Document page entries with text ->

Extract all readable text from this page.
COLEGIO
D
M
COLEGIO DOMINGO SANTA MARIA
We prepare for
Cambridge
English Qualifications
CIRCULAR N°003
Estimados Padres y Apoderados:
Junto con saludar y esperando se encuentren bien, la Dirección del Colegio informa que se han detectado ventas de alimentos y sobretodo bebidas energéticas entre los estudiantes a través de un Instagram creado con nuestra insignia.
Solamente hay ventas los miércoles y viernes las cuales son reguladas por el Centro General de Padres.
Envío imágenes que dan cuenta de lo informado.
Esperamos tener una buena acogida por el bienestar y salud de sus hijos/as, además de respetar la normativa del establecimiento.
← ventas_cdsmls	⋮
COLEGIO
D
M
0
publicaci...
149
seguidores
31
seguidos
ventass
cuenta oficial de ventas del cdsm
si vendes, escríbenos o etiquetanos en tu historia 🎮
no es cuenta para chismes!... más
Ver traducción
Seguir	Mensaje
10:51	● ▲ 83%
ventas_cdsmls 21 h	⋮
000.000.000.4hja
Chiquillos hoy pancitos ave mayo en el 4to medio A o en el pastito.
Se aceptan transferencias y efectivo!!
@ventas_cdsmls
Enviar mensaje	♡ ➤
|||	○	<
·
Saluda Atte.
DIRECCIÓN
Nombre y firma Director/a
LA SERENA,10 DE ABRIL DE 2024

Instructions for the task -> Set the entries down again, unchanged and complete.

Reply to the task ->
Extract all readable text from this page.
COLEGIO
D
M
COLEGIO DOMINGO SANTA MARIA
We prepare for
Cambridge
English Qualifications
CIRCULAR N°003
Estimados Padres y Apoderados:
Junto con saludar y esperando se encuentren bien, la Dirección del Colegio informa que se han detectado ventas de alimentos y sobretodo bebidas energéticas entre los estudiantes a través de un Instagram creado con nuestra insignia.
Solamente hay ventas los miércoles y viernes las cuales son reguladas por el Centro General de Padres.
Envío imágenes que dan cuenta de lo informado.
Esperamos tener una buena acogida por el bienestar y salud de sus hijos/as, además de respetar la normativa del establecimiento.
← ventas_cdsmls	⋮
COLEGIO
D
M
0
publicaci...
149
seguidores
31
seguidos
ventass
cuenta oficial de ventas del cdsm
si vendes, escríbenos o etiquetanos en tu historia 🎮
no es cuenta para chismes!... más
Ver traducción
Seguir	Mensaje
10:51	● ▲ 83%
ventas_cdsmls 21 h	⋮
000.000.000.4hja
Chiquillos hoy pancitos ave mayo en el 4to medio A o en el pastito.
Se aceptan transferencias y efectivo!!
@ventas_cdsmls
Enviar mensaje	♡ ➤
|||	○	<
·
Saluda Atte.
DIRECCIÓN
Nombre y firma Director/a
LA SERENA,10 DE ABRIL DE 2024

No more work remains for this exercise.